▶ **Your objective**:
Gather all lines in the records below that include the word "التي".

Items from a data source
━━━━━━━━━━━━━━━━━━━━

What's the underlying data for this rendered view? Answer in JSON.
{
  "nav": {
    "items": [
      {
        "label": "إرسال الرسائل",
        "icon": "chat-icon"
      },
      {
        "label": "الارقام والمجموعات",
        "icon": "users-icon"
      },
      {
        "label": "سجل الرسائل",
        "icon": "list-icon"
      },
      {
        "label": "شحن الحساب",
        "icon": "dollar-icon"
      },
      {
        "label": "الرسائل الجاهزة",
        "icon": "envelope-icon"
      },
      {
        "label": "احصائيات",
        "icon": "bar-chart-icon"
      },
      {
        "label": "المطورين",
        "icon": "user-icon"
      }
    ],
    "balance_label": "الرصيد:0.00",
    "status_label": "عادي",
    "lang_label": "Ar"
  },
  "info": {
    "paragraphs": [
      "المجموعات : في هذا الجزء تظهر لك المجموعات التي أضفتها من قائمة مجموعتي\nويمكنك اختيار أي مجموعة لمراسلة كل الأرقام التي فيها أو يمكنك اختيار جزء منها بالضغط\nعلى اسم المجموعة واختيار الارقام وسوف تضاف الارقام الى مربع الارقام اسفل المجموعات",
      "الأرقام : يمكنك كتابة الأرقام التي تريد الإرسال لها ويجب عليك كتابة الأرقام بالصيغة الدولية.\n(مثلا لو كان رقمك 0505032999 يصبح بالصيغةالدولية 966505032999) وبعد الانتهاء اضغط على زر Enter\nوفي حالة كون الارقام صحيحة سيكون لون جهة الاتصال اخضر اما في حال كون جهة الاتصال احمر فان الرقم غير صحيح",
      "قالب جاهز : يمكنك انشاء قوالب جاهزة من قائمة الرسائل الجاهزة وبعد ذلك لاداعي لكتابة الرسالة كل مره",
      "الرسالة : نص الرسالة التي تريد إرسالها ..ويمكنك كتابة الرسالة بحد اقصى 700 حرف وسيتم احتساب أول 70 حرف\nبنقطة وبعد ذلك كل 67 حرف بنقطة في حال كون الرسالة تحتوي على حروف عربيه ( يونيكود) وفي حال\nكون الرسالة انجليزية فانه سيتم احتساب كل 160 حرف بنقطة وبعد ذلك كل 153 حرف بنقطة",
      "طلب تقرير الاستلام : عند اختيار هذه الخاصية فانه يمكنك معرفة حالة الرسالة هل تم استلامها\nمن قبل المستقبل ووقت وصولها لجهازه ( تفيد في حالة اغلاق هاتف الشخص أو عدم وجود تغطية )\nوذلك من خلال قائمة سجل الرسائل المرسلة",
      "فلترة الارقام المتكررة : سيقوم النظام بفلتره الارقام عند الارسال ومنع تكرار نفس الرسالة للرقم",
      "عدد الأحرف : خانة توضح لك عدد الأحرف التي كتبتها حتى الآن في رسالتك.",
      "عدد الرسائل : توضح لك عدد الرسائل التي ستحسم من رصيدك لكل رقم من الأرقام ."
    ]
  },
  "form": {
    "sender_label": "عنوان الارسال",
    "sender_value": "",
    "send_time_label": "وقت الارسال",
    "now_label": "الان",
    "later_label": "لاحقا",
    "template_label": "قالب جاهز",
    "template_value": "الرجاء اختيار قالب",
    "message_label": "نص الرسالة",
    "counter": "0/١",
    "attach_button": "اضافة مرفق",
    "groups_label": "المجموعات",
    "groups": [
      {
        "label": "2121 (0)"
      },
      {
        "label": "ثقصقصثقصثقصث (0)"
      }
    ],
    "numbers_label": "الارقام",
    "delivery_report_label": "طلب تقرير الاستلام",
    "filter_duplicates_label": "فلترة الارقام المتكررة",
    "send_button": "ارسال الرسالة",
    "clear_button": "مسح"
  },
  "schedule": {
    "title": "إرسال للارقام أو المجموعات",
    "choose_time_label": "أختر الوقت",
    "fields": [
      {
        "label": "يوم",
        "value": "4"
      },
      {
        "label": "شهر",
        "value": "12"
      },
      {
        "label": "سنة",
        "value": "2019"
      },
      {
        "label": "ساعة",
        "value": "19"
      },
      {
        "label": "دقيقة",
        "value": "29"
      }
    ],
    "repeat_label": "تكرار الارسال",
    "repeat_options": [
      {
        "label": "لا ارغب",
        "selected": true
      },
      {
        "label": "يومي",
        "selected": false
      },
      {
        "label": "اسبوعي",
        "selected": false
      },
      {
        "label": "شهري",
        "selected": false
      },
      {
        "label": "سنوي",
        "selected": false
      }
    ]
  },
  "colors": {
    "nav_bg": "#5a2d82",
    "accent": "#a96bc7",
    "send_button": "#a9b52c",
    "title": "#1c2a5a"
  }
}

━━━━━━━━━━━━━━━━━━━━

▶ **Solution**:
      "المجموعات : في هذا الجزء تظهر لك المجموعات التي أضفتها من قائمة مجموعتي\nويمكنك اختيار أي مجموعة لمراسلة كل الأرقام التي فيها أو يمكنك اختيار جزء منها بالضغط\nعلى اسم المجموعة واختيار الارقام وسوف تضاف الارقام الى مربع الارقام اسفل المجموعات",
      "الأرقام : يمكنك كتابة الأرقام التي تريد الإرسال لها ويجب عليك كتابة الأرقام بالصيغة الدولية.\n(مثلا لو كان رقمك 0505032999 يصبح بالصيغةالدولية 966505032999) وبعد الانتهاء اضغط على زر Enter\nوفي حالة كون الارقام صحيحة سيكون لون جهة الاتصال اخضر اما في حال كون جهة الاتصال احمر فان الرقم غير صحيح",
      "الرسالة : نص الرسالة التي تريد إرسالها ..ويمكنك كتابة الرسالة بحد اقصى 700 حرف وسيتم احتساب أول 70 حرف\nبنقطة وبعد ذلك كل 67 حرف بنقطة في حال كون الرسالة تحتوي على حروف عربيه ( يونيكود) وفي حال\nكون الرسالة انجليزية فانه سيتم احتساب كل 160 حرف بنقطة وبعد ذلك كل 153 حرف بنقطة",
      "عدد الأحرف : خانة توضح لك عدد الأحرف التي كتبتها حتى الآن في رسالتك.",
      "عدد الرسائل : توضح لك عدد الرسائل التي ستحسم من رصيدك لكل رقم من الأرقام ."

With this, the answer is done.